▶ _Your instructions_
Copy the records below word for word, leaving out the pictures.

▶ _Given records_
-- Start --
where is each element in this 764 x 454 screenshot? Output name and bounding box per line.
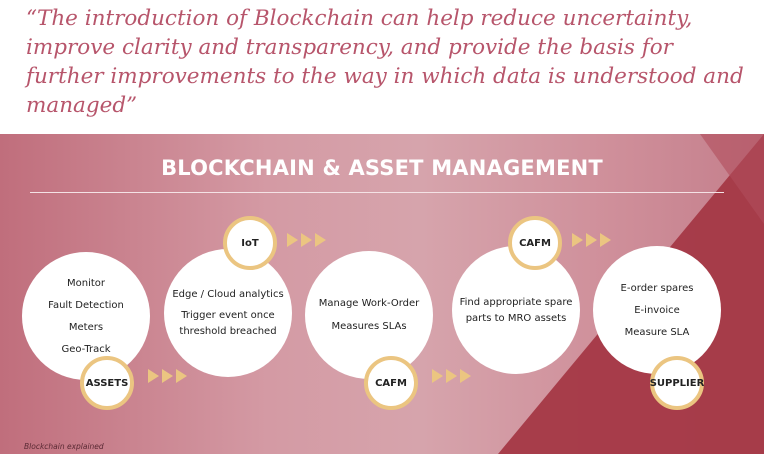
chevron-arrows-icon: [287, 233, 326, 247]
node-line: parts to MRO assets: [465, 312, 567, 324]
caption-text: Blockchain explained: [24, 442, 104, 451]
node-line: Fault Detection: [48, 299, 124, 311]
node-line: E-invoice: [634, 304, 680, 316]
node-line: Geo-Track: [61, 343, 111, 355]
chevron-arrows-icon: [572, 233, 611, 247]
node-line: Monitor: [66, 277, 105, 289]
node-line: Meters: [68, 321, 104, 333]
panel-heading: BLOCKCHAIN & ASSET MANAGEMENT: [161, 156, 603, 180]
node-circle-cafm-workorder: Manage Work-Order Measures SLAs: [305, 251, 433, 379]
chevron-arrows-icon: [432, 369, 471, 383]
node-line: Measure SLA: [624, 326, 690, 338]
badge-cafm-workorder: CAFM: [364, 356, 418, 410]
chevron-arrows-icon: [148, 369, 187, 383]
badge-iot: IoT: [223, 216, 277, 270]
heading-divider: [30, 192, 724, 193]
node-line: Trigger event once: [181, 310, 275, 321]
node-line: Edge / Cloud analytics: [172, 289, 284, 300]
node-line: Find appropriate spare: [459, 296, 573, 308]
node-line: E-order spares: [620, 282, 694, 294]
badge-assets: ASSETS: [80, 356, 134, 410]
blockchain-asset-panel: BLOCKCHAIN & ASSET MANAGEMENT Monitor Fa…: [0, 134, 764, 454]
node-line: threshold breached: [179, 326, 277, 337]
quote-text: “The introduction of Blockchain can help…: [26, 6, 744, 118]
node-circle-supplier: E-order spares E-invoice Measure SLA: [593, 246, 721, 374]
node-circle-assets: Monitor Fault Detection Meters Geo-Track: [22, 252, 150, 380]
node-circle-cafm-spares: Find appropriate spare parts to MRO asse…: [452, 246, 580, 374]
badge-supplier: SUPPLIER: [650, 356, 704, 410]
node-circle-iot: Edge / Cloud analytics Trigger event onc…: [164, 249, 292, 377]
node-line: Measures SLAs: [331, 321, 407, 332]
node-line: Manage Work-Order: [318, 298, 420, 309]
badge-cafm-spares: CAFM: [508, 216, 562, 270]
-- End --
▶ _Output_
where is each element in this 764 x 454 screenshot? Output name and bounding box per line.
chevron-arrows-icon: [287, 233, 326, 247]
node-line: parts to MRO assets: [465, 312, 567, 324]
caption-text: Blockchain explained: [24, 442, 104, 451]
node-line: Fault Detection: [48, 299, 124, 311]
node-line: E-invoice: [634, 304, 680, 316]
node-line: Geo-Track: [61, 343, 111, 355]
chevron-arrows-icon: [572, 233, 611, 247]
node-line: Monitor: [66, 277, 105, 289]
node-line: Meters: [68, 321, 104, 333]
panel-heading: BLOCKCHAIN & ASSET MANAGEMENT: [161, 156, 603, 180]
node-circle-cafm-workorder: Manage Work-Order Measures SLAs: [305, 251, 433, 379]
chevron-arrows-icon: [432, 369, 471, 383]
node-line: Measure SLA: [624, 326, 690, 338]
badge-cafm-workorder: CAFM: [364, 356, 418, 410]
chevron-arrows-icon: [148, 369, 187, 383]
badge-iot: IoT: [223, 216, 277, 270]
heading-divider: [30, 192, 724, 193]
node-line: Trigger event once: [181, 310, 275, 321]
node-line: Edge / Cloud analytics: [172, 289, 284, 300]
node-line: Find appropriate spare: [459, 296, 573, 308]
node-line: E-order spares: [620, 282, 694, 294]
badge-assets: ASSETS: [80, 356, 134, 410]
blockchain-asset-panel: BLOCKCHAIN & ASSET MANAGEMENT Monitor Fa…: [0, 134, 764, 454]
node-line: threshold breached: [179, 326, 277, 337]
quote-text: “The introduction of Blockchain can help…: [26, 6, 744, 118]
node-circle-supplier: E-order spares E-invoice Measure SLA: [593, 246, 721, 374]
node-circle-assets: Monitor Fault Detection Meters Geo-Track: [22, 252, 150, 380]
node-circle-cafm-spares: Find appropriate spare parts to MRO asse…: [452, 246, 580, 374]
badge-supplier: SUPPLIER: [650, 356, 704, 410]
node-circle-iot: Edge / Cloud analytics Trigger event onc…: [164, 249, 292, 377]
node-line: Measures SLAs: [331, 321, 407, 332]
node-line: Manage Work-Order: [318, 298, 420, 309]
badge-cafm-spares: CAFM: [508, 216, 562, 270]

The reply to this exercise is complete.